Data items
:::

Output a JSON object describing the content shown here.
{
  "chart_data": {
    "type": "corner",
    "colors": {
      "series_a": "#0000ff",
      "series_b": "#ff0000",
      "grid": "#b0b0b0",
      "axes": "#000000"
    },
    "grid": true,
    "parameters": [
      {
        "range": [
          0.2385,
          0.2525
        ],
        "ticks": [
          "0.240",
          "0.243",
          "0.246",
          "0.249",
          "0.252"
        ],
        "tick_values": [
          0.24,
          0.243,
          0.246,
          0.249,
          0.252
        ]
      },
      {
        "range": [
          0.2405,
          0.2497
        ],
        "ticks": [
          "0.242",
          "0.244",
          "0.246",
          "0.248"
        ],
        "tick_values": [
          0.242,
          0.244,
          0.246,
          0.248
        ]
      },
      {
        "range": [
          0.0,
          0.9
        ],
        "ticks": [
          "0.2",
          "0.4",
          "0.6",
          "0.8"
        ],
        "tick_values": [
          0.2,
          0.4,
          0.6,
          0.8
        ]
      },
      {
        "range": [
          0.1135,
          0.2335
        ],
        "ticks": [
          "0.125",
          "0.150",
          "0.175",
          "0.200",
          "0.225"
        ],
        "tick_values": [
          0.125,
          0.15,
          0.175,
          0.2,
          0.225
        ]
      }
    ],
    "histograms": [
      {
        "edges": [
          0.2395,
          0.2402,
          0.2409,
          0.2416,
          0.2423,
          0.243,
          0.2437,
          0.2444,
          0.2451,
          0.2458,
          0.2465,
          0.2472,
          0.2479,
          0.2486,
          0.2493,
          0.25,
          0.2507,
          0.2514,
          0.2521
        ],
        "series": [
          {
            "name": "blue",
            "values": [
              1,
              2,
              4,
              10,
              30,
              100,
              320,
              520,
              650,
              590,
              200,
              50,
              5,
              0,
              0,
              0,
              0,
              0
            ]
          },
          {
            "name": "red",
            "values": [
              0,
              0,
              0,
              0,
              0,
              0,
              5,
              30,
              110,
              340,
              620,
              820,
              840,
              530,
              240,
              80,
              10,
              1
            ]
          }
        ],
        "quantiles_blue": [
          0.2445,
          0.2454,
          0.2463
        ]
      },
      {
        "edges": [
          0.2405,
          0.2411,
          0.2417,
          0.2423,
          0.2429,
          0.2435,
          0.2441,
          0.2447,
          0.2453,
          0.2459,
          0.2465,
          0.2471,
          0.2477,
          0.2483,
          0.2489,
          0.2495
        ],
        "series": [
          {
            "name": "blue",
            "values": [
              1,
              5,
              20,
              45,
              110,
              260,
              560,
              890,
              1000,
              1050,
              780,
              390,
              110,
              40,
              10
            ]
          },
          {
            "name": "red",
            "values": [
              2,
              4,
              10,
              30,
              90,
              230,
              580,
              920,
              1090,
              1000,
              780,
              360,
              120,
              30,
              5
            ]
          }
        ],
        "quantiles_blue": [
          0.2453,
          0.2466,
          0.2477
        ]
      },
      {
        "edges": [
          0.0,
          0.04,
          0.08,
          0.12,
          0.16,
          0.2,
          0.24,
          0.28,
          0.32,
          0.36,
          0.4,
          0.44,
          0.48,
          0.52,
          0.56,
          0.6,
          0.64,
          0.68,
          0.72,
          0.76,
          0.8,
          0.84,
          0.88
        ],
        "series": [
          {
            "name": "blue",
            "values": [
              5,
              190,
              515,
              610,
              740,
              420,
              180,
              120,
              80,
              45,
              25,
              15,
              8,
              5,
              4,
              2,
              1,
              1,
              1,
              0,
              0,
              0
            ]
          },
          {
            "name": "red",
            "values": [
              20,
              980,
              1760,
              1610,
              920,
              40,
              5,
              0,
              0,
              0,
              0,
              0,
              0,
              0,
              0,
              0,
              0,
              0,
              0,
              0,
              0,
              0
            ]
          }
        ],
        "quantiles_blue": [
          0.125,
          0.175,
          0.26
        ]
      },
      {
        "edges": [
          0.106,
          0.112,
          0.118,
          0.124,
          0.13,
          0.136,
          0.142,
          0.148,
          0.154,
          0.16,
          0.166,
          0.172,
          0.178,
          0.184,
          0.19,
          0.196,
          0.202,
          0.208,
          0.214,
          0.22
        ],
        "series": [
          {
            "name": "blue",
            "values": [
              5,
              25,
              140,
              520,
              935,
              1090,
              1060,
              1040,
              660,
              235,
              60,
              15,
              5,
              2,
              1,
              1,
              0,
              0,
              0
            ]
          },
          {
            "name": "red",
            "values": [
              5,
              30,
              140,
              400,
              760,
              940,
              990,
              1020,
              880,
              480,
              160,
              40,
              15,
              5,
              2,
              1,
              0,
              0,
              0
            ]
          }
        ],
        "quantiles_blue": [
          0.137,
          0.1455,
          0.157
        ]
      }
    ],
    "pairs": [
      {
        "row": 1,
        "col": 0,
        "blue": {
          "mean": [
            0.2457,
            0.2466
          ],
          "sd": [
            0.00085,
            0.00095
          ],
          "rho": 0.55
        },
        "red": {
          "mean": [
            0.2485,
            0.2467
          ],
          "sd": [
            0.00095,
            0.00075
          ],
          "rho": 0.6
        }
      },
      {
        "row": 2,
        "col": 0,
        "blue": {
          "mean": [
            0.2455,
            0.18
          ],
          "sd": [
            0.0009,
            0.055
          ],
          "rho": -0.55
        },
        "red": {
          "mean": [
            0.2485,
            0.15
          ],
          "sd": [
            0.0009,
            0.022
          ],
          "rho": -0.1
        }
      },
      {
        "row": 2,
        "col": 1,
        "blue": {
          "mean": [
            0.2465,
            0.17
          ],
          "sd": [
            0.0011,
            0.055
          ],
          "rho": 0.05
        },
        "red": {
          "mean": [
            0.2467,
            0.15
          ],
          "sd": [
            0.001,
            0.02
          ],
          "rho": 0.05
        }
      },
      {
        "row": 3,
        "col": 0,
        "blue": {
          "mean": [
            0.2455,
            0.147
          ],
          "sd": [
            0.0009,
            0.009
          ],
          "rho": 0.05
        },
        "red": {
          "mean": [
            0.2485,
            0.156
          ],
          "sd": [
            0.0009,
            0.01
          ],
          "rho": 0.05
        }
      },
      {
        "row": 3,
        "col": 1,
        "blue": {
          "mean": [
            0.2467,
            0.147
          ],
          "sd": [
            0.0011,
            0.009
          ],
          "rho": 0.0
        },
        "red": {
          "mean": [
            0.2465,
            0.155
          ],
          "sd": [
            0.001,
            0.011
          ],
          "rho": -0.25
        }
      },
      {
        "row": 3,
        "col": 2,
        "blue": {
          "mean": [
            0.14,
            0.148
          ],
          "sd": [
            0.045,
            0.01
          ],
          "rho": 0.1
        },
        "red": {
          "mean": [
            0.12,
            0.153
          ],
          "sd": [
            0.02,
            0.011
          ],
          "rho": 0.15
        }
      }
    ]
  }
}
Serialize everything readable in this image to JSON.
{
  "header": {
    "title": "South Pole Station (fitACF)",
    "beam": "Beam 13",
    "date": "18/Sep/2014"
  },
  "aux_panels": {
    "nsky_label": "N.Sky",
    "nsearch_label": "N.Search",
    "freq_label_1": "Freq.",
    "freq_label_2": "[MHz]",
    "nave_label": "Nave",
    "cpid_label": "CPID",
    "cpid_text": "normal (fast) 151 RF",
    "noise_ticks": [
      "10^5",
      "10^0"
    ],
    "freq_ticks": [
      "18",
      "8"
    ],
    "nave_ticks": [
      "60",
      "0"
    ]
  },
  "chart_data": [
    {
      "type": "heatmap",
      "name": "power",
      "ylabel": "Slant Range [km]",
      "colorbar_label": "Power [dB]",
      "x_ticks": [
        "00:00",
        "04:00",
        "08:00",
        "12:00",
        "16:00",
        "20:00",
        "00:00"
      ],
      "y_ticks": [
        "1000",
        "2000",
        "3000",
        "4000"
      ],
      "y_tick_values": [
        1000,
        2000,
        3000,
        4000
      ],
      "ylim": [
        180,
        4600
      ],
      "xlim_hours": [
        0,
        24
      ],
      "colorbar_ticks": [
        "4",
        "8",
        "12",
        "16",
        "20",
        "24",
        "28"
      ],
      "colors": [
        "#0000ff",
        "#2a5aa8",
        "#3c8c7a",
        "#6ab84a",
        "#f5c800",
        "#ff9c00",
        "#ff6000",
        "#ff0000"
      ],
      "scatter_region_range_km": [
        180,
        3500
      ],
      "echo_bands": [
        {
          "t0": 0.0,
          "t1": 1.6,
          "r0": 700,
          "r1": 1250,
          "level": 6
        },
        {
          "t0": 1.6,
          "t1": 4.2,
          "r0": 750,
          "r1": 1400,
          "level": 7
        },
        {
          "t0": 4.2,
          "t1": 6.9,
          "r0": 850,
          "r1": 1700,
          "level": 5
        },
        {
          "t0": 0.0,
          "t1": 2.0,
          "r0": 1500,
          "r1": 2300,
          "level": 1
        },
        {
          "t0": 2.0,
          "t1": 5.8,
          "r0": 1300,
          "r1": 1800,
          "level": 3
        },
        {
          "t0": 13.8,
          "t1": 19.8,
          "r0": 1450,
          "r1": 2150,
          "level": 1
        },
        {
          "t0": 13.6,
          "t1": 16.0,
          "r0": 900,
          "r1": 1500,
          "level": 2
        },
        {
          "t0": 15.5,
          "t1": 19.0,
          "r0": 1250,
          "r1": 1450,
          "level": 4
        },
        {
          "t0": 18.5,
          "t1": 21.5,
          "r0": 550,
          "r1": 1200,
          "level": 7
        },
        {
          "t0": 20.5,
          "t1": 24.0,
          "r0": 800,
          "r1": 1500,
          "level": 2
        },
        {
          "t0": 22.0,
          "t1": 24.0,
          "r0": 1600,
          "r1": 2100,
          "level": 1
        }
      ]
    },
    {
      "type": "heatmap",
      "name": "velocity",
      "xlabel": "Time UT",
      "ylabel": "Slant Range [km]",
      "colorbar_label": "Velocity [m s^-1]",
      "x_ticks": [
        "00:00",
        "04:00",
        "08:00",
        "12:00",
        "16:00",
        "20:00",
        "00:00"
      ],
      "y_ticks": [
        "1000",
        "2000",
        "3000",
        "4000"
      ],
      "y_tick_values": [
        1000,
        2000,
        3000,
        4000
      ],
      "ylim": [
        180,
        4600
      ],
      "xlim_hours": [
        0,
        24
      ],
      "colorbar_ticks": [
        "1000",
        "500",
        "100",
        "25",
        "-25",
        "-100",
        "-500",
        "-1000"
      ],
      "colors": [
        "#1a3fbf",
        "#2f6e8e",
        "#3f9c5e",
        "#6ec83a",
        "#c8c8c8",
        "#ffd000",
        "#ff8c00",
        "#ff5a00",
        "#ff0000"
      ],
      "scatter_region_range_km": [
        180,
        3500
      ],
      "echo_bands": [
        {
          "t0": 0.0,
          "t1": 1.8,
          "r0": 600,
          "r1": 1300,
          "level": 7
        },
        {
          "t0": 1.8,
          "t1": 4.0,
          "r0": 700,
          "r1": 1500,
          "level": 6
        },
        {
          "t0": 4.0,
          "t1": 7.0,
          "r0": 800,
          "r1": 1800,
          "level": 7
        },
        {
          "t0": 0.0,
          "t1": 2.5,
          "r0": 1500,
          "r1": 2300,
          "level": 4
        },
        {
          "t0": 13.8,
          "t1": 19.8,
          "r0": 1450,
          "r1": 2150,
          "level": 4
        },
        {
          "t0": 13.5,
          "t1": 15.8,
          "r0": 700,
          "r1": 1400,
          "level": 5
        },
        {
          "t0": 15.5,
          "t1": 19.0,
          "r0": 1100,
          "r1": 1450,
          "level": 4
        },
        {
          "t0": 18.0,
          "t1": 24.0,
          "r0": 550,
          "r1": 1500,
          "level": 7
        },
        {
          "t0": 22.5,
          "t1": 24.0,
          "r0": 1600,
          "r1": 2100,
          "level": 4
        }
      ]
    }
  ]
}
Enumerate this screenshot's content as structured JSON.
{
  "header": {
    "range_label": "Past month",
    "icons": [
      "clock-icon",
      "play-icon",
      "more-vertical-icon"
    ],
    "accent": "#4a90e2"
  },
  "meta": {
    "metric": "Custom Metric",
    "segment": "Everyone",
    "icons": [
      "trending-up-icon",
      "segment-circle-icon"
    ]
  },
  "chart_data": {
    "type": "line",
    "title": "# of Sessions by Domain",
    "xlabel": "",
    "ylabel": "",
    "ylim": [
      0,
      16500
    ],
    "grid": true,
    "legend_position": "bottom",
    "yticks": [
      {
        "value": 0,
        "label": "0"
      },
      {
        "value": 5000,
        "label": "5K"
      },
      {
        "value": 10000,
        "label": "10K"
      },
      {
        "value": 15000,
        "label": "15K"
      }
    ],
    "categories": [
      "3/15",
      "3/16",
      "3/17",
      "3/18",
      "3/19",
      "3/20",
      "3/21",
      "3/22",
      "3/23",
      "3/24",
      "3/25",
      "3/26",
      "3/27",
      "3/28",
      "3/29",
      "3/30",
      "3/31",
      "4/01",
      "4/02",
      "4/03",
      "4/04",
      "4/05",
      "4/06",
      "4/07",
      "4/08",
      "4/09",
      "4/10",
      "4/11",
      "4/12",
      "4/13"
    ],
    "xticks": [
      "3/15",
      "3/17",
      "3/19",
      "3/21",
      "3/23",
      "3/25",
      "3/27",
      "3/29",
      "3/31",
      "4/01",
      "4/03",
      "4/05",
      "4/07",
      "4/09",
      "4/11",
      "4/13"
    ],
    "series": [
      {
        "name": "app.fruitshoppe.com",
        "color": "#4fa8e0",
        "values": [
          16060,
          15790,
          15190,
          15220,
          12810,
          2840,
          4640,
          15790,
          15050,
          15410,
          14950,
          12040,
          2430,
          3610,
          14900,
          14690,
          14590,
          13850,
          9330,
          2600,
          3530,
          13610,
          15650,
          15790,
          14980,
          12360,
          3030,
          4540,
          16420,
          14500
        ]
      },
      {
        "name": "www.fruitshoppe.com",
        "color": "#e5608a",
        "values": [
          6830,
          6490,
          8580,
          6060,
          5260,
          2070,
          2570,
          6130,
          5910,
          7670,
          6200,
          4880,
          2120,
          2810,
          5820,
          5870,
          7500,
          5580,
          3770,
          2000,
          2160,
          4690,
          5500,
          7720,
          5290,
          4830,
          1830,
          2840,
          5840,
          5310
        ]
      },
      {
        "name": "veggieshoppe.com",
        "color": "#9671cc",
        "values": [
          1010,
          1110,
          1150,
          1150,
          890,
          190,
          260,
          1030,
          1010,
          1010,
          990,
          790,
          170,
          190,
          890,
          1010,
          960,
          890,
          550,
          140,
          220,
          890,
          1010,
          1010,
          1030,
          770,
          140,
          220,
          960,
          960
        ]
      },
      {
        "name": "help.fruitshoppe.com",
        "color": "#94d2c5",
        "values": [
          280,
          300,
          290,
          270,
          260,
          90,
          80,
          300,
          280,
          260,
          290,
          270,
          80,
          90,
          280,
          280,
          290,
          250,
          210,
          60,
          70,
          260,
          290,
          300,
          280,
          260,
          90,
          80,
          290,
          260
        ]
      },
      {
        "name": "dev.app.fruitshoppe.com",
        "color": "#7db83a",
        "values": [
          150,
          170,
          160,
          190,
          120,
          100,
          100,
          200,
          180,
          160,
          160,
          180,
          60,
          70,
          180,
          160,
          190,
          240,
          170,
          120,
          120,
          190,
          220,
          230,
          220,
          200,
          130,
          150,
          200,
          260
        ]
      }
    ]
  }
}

:::

| AIM OF THE EXERCISE |
Looking at the data above, how many lines hold the word "fruitshoppe"? Respond with the number alone.

| ANSWER TO THIS PROBLEM |
4